[Dataset items]

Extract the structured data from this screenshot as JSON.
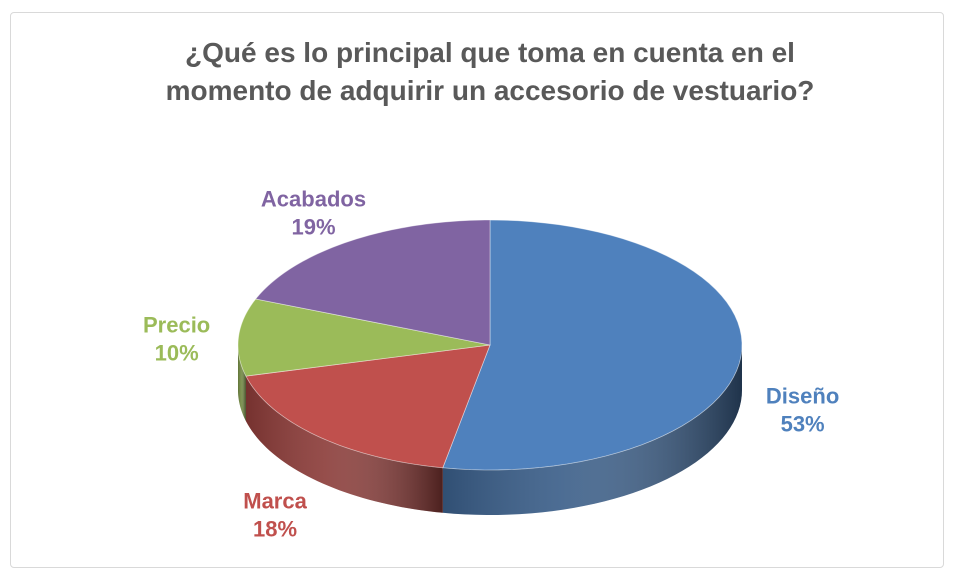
{
  "chart_data": {
    "type": "pie3d",
    "title": "¿Qué es lo principal que toma en cuenta en el momento de adquirir un accesorio de vestuario?",
    "categories": [
      "Diseño",
      "Marca",
      "Precio",
      "Acabados"
    ],
    "values": [
      53,
      18,
      10,
      19
    ],
    "value_labels": [
      "53%",
      "18%",
      "10%",
      "19%"
    ],
    "colors": [
      "#4f81bd",
      "#c0504d",
      "#9bbb59",
      "#8064a2"
    ]
  }
}
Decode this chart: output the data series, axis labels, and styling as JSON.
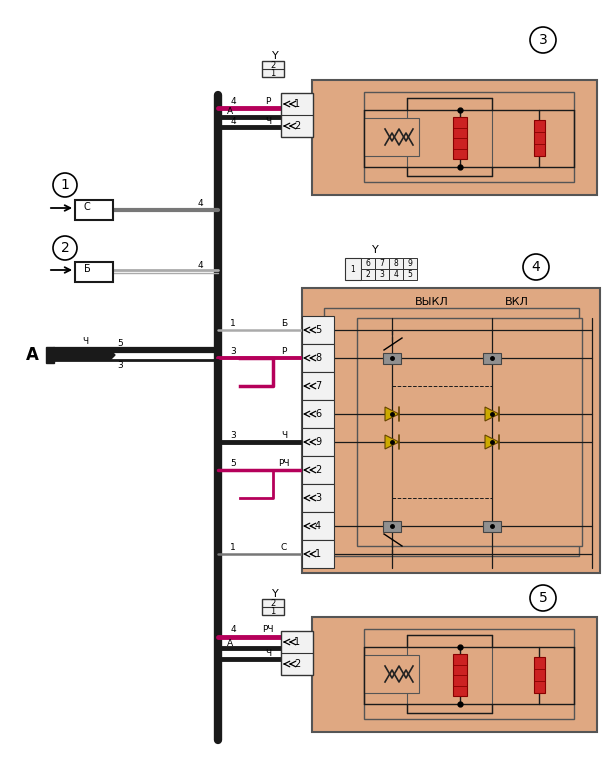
{
  "bg_color": "#ffffff",
  "orange_bg": "#dfa882",
  "fig_width": 6.13,
  "fig_height": 7.63,
  "dpi": 100,
  "labels": {
    "vykl": "ВЫКЛ",
    "vkl": "ВКЛ",
    "C": "С",
    "B": "Б",
    "Ch": "Ч",
    "R": "Р",
    "RCh": "РЧ",
    "A": "A"
  },
  "colors": {
    "orange": "#dfa882",
    "black": "#1a1a1a",
    "pink": "#b5005a",
    "gray_dark": "#777777",
    "gray_light": "#aaaaaa",
    "red_resistor": "#cc2222",
    "relay_gray": "#888888",
    "white": "#ffffff",
    "connector_bg": "#f2f2f2"
  }
}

## [What the task requires]
Copy out each line word for word, please, skipping the images.

## [Response]
Extract the structured data from this screenshot as JSON.
{
  "chart_data": {
    "type": "pie3d",
    "title": "¿Qué es lo principal que toma en cuenta en el momento de adquirir un accesorio de vestuario?",
    "categories": [
      "Diseño",
      "Marca",
      "Precio",
      "Acabados"
    ],
    "values": [
      53,
      18,
      10,
      19
    ],
    "value_labels": [
      "53%",
      "18%",
      "10%",
      "19%"
    ],
    "colors": [
      "#4f81bd",
      "#c0504d",
      "#9bbb59",
      "#8064a2"
    ]
  }
}
Decode this chart: output the data series, axis labels, and styling as JSON.
{
  "bg_color": "#ffffff",
  "orange_bg": "#dfa882",
  "fig_width": 6.13,
  "fig_height": 7.63,
  "dpi": 100,
  "labels": {
    "vykl": "ВЫКЛ",
    "vkl": "ВКЛ",
    "C": "С",
    "B": "Б",
    "Ch": "Ч",
    "R": "Р",
    "RCh": "РЧ",
    "A": "A"
  },
  "colors": {
    "orange": "#dfa882",
    "black": "#1a1a1a",
    "pink": "#b5005a",
    "gray_dark": "#777777",
    "gray_light": "#aaaaaa",
    "red_resistor": "#cc2222",
    "relay_gray": "#888888",
    "white": "#ffffff",
    "connector_bg": "#f2f2f2"
  }
}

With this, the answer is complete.